[The input]
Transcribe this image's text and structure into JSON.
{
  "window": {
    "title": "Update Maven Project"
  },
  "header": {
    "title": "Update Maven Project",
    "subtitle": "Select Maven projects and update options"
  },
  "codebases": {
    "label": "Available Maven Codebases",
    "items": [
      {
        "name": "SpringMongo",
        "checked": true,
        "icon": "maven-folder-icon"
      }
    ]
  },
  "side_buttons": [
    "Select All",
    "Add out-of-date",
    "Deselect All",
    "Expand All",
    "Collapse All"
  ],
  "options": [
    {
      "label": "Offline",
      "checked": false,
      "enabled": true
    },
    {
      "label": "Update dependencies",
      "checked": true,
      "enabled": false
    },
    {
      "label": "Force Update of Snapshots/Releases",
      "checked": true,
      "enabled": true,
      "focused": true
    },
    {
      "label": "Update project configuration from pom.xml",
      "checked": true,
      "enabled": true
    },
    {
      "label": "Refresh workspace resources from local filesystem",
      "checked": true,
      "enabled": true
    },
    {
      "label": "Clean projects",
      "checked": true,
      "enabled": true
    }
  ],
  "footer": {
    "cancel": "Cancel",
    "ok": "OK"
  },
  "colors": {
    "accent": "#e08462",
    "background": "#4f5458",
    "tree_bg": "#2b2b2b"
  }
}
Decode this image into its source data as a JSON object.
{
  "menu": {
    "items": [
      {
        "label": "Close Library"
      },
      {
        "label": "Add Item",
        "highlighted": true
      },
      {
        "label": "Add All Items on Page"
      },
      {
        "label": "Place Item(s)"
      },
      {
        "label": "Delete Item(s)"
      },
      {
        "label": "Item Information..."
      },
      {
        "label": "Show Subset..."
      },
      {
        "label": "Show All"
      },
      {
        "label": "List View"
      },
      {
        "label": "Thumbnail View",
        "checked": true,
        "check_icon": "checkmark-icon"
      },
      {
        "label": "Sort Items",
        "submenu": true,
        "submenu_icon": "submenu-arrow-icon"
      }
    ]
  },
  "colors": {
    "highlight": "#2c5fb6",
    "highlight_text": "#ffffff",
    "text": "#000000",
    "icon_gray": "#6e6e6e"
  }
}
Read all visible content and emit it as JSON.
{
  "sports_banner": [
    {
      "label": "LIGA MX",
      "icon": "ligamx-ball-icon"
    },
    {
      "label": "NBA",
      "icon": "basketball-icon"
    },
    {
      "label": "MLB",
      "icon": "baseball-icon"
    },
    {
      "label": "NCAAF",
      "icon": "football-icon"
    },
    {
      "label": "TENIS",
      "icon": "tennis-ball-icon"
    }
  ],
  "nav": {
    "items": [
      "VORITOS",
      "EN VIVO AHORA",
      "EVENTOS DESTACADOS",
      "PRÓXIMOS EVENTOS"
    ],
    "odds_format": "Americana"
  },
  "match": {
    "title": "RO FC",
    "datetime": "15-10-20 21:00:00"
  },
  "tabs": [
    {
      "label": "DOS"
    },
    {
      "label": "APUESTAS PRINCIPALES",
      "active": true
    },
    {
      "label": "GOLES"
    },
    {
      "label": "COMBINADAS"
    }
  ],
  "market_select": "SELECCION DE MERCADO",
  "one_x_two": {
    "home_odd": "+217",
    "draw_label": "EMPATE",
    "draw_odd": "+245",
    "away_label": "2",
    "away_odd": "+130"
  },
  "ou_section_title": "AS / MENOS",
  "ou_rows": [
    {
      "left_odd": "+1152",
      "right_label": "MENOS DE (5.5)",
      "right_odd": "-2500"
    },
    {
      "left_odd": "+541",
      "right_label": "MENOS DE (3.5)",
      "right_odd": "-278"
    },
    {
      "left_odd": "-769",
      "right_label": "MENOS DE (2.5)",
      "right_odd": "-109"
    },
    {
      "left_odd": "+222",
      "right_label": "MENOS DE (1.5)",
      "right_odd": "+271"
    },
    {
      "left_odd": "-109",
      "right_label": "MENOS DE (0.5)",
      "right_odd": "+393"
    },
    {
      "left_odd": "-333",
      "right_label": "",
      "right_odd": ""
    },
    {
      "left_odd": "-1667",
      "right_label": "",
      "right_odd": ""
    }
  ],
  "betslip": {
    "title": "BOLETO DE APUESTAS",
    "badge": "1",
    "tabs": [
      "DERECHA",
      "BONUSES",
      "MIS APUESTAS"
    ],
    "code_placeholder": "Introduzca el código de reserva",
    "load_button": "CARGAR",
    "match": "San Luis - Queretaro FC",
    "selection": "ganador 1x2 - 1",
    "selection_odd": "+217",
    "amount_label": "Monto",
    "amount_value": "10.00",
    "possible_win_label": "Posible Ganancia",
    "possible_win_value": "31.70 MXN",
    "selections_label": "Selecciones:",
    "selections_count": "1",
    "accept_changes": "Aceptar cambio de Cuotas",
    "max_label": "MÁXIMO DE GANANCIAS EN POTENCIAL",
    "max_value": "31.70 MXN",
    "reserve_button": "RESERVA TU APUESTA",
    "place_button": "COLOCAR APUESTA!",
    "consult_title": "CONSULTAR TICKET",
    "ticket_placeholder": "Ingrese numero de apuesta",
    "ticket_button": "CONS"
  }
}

[Given problem]
Read through the data and copy every line where "into" shows up.

[Response for this exercise]
Transcribe this image's text and structure into JSON.
Decode this image into its source data as a JSON object.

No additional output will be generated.